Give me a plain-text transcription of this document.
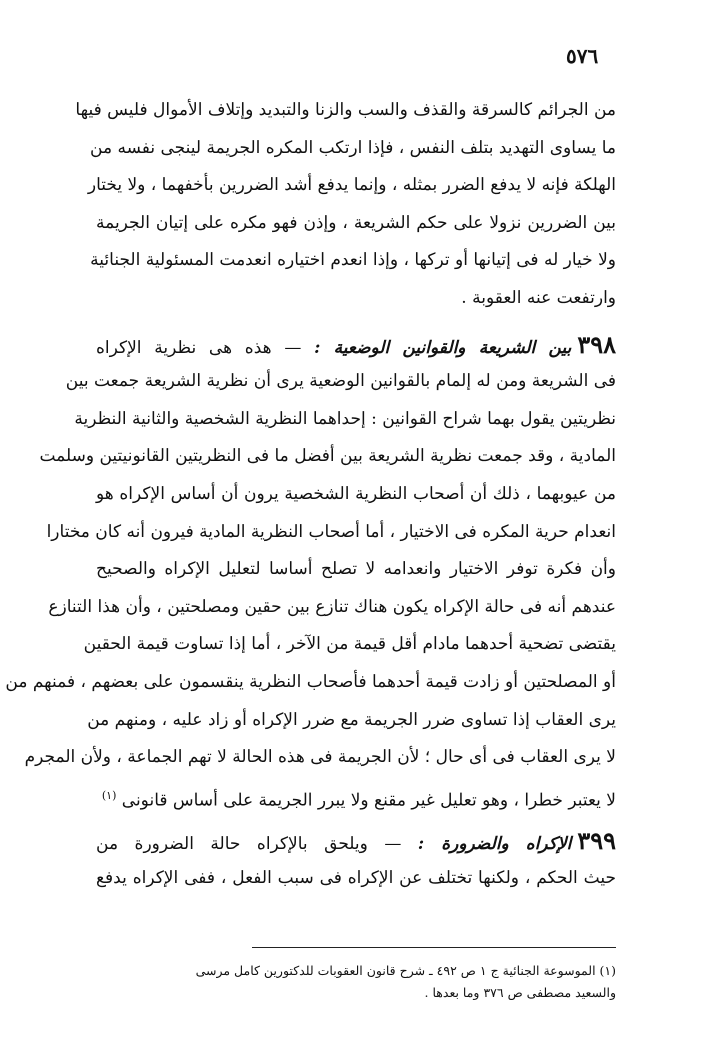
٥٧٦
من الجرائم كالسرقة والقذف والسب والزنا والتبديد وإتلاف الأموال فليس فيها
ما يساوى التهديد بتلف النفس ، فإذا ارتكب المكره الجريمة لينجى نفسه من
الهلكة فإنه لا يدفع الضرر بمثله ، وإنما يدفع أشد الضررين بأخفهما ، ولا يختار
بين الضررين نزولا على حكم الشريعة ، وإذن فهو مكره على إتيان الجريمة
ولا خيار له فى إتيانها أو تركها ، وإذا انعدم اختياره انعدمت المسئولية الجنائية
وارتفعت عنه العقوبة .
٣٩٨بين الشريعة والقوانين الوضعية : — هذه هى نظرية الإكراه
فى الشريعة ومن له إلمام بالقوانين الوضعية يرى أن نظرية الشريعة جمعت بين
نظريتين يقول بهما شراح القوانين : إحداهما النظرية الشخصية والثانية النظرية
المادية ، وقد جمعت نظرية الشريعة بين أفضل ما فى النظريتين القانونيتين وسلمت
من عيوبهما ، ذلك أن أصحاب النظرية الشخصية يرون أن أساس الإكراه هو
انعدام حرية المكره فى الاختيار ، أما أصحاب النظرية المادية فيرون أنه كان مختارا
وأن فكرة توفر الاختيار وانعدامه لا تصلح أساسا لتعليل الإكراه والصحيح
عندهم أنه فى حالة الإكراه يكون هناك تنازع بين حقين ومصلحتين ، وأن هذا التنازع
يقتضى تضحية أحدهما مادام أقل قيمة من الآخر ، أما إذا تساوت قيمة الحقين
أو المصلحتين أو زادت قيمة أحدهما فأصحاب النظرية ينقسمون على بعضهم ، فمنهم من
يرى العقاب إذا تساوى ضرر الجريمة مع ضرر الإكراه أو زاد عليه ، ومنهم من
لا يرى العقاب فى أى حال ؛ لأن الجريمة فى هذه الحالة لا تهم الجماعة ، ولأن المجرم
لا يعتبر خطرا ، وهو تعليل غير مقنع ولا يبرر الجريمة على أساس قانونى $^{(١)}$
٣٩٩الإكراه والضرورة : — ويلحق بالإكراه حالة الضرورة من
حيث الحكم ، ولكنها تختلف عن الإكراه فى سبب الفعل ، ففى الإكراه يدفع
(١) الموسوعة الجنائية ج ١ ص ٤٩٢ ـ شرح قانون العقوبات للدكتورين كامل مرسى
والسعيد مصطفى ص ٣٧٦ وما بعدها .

********************

## Exercise brief
Copy the entries above faithfully and omit every image.

## Result of the exercise
Give me a plain-text transcription of this document.
٥٧٦
من الجرائم كالسرقة والقذف والسب والزنا والتبديد وإتلاف الأموال فليس فيها
ما يساوى التهديد بتلف النفس ، فإذا ارتكب المكره الجريمة لينجى نفسه من
الهلكة فإنه لا يدفع الضرر بمثله ، وإنما يدفع أشد الضررين بأخفهما ، ولا يختار
بين الضررين نزولا على حكم الشريعة ، وإذن فهو مكره على إتيان الجريمة
ولا خيار له فى إتيانها أو تركها ، وإذا انعدم اختياره انعدمت المسئولية الجنائية
وارتفعت عنه العقوبة .
٣٩٨بين الشريعة والقوانين الوضعية : — هذه هى نظرية الإكراه
فى الشريعة ومن له إلمام بالقوانين الوضعية يرى أن نظرية الشريعة جمعت بين
نظريتين يقول بهما شراح القوانين : إحداهما النظرية الشخصية والثانية النظرية
المادية ، وقد جمعت نظرية الشريعة بين أفضل ما فى النظريتين القانونيتين وسلمت
من عيوبهما ، ذلك أن أصحاب النظرية الشخصية يرون أن أساس الإكراه هو
انعدام حرية المكره فى الاختيار ، أما أصحاب النظرية المادية فيرون أنه كان مختارا
وأن فكرة توفر الاختيار وانعدامه لا تصلح أساسا لتعليل الإكراه والصحيح
عندهم أنه فى حالة الإكراه يكون هناك تنازع بين حقين ومصلحتين ، وأن هذا التنازع
يقتضى تضحية أحدهما مادام أقل قيمة من الآخر ، أما إذا تساوت قيمة الحقين
أو المصلحتين أو زادت قيمة أحدهما فأصحاب النظرية ينقسمون على بعضهم ، فمنهم من
يرى العقاب إذا تساوى ضرر الجريمة مع ضرر الإكراه أو زاد عليه ، ومنهم من
لا يرى العقاب فى أى حال ؛ لأن الجريمة فى هذه الحالة لا تهم الجماعة ، ولأن المجرم
لا يعتبر خطرا ، وهو تعليل غير مقنع ولا يبرر الجريمة على أساس قانونى $^{(١)}$
٣٩٩الإكراه والضرورة : — ويلحق بالإكراه حالة الضرورة من
حيث الحكم ، ولكنها تختلف عن الإكراه فى سبب الفعل ، ففى الإكراه يدفع
(١) الموسوعة الجنائية ج ١ ص ٤٩٢ ـ شرح قانون العقوبات للدكتورين كامل مرسى
والسعيد مصطفى ص ٣٧٦ وما بعدها .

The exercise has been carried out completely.